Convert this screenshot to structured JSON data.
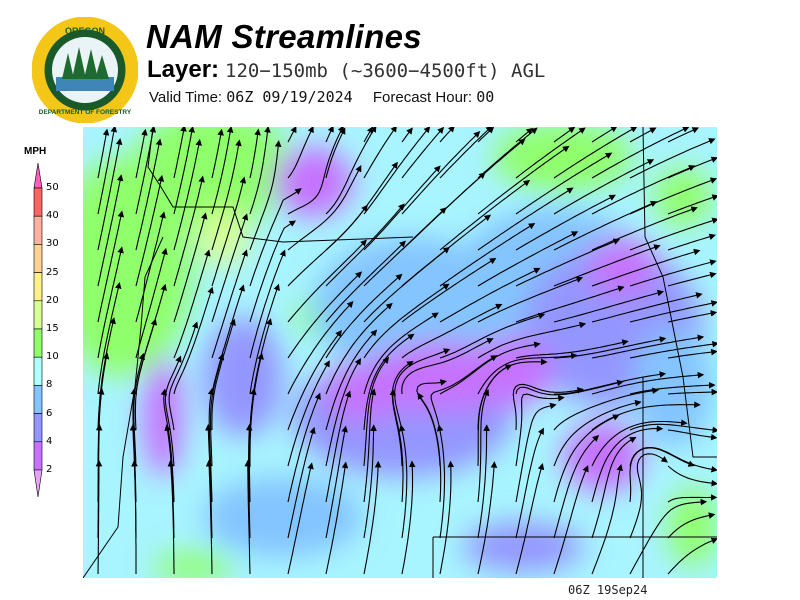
{
  "header": {
    "title": "NAM Streamlines",
    "layer_label": "Layer:",
    "layer_value": "120−150mb (~3600−4500ft) AGL",
    "valid_label": "Valid Time:",
    "valid_value": "06Z 09/19/2024",
    "forecast_label": "Forecast Hour:",
    "forecast_value": "00"
  },
  "logo": {
    "text_top": "OREGON",
    "text_bottom": "DEPARTMENT OF FORESTRY"
  },
  "legend": {
    "unit": "MPH",
    "ticks": [
      "50",
      "40",
      "30",
      "25",
      "20",
      "15",
      "10",
      "8",
      "6",
      "4",
      "2"
    ],
    "colors": {
      "above_50": "#ff5cc0",
      "40_50": "#ff6464",
      "30_40": "#ffb0a0",
      "25_30": "#ffd294",
      "20_25": "#fff08c",
      "15_20": "#d8ff94",
      "10_15": "#90ff6c",
      "8_10": "#b0ffff",
      "6_8": "#84c4ff",
      "4_6": "#9496ff",
      "2_4": "#c672ff",
      "below_2": "#eaa2f8"
    }
  },
  "footer": {
    "timestamp": "06Z 19Sep24"
  }
}
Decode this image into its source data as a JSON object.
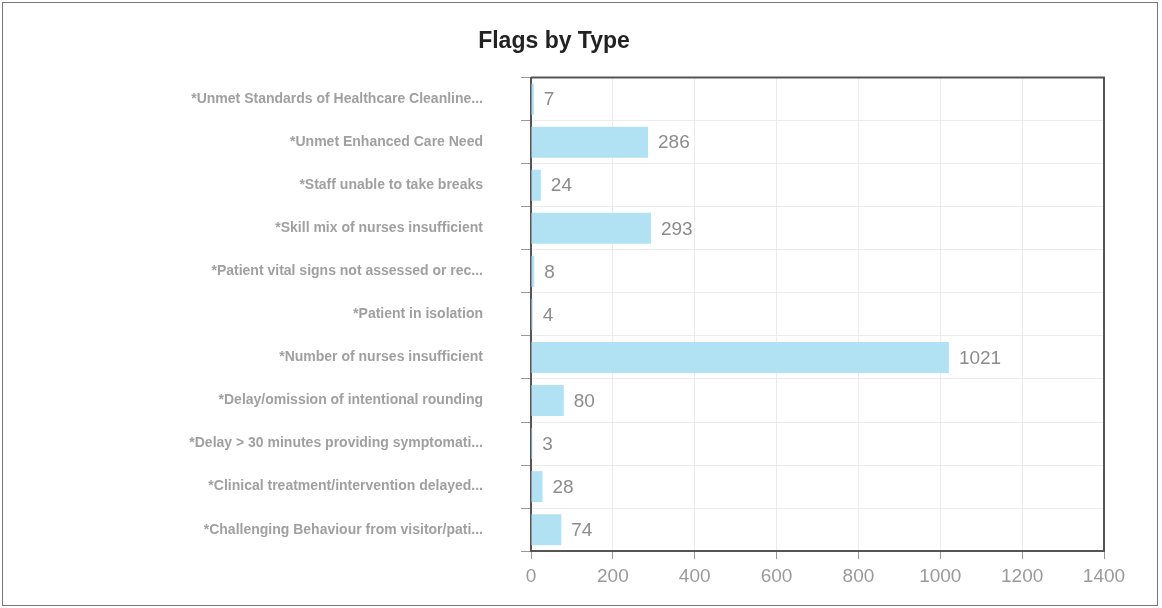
{
  "chart_data": {
    "type": "bar",
    "title": "Flags by Type",
    "orientation": "horizontal",
    "categories": [
      "*Unmet Standards of Healthcare Cleanline...",
      "*Unmet Enhanced Care Need",
      "*Staff unable to take breaks",
      "*Skill mix of nurses insufficient",
      "*Patient vital signs not assessed or rec...",
      "*Patient in isolation",
      "*Number of nurses insufficient",
      "*Delay/omission of intentional rounding",
      "*Delay > 30 minutes providing symptomati...",
      "*Clinical treatment/intervention delayed...",
      "*Challenging Behaviour from visitor/pati..."
    ],
    "values": [
      7,
      286,
      24,
      293,
      8,
      4,
      1021,
      80,
      3,
      28,
      74
    ],
    "color": "#b0e2f4",
    "xlim": [
      0,
      1400
    ],
    "xticks": [
      0,
      200,
      400,
      600,
      800,
      1000,
      1200,
      1400
    ],
    "grid": true,
    "data_labels": true
  }
}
--------
*The request*: Transcribe the entries above verbatim, omitting their pictures.

*Response to the task*:
Convert this screenshot to structured JSON data.
{
  "header": {
    "title": "NAM Streamlines",
    "layer_label": "Layer:",
    "layer_value": "120−150mb (~3600−4500ft) AGL",
    "valid_label": "Valid Time:",
    "valid_value": "06Z 09/19/2024",
    "forecast_label": "Forecast Hour:",
    "forecast_value": "00"
  },
  "logo": {
    "text_top": "OREGON",
    "text_bottom": "DEPARTMENT OF FORESTRY"
  },
  "legend": {
    "unit": "MPH",
    "ticks": [
      "50",
      "40",
      "30",
      "25",
      "20",
      "15",
      "10",
      "8",
      "6",
      "4",
      "2"
    ],
    "colors": {
      "above_50": "#ff5cc0",
      "40_50": "#ff6464",
      "30_40": "#ffb0a0",
      "25_30": "#ffd294",
      "20_25": "#fff08c",
      "15_20": "#d8ff94",
      "10_15": "#90ff6c",
      "8_10": "#b0ffff",
      "6_8": "#84c4ff",
      "4_6": "#9496ff",
      "2_4": "#c672ff",
      "below_2": "#eaa2f8"
    }
  },
  "footer": {
    "timestamp": "06Z 19Sep24"
  }
}
Decode this image into its source data as a JSON object.
{
  "chart_data": {
    "type": "bar",
    "title": "Flags by Type",
    "orientation": "horizontal",
    "categories": [
      "*Unmet Standards of Healthcare Cleanline...",
      "*Unmet Enhanced Care Need",
      "*Staff unable to take breaks",
      "*Skill mix of nurses insufficient",
      "*Patient vital signs not assessed or rec...",
      "*Patient in isolation",
      "*Number of nurses insufficient",
      "*Delay/omission of intentional rounding",
      "*Delay > 30 minutes providing symptomati...",
      "*Clinical treatment/intervention delayed...",
      "*Challenging Behaviour from visitor/pati..."
    ],
    "values": [
      7,
      286,
      24,
      293,
      8,
      4,
      1021,
      80,
      3,
      28,
      74
    ],
    "color": "#b0e2f4",
    "xlim": [
      0,
      1400
    ],
    "xticks": [
      0,
      200,
      400,
      600,
      800,
      1000,
      1200,
      1400
    ],
    "grid": true,
    "data_labels": true
  }
}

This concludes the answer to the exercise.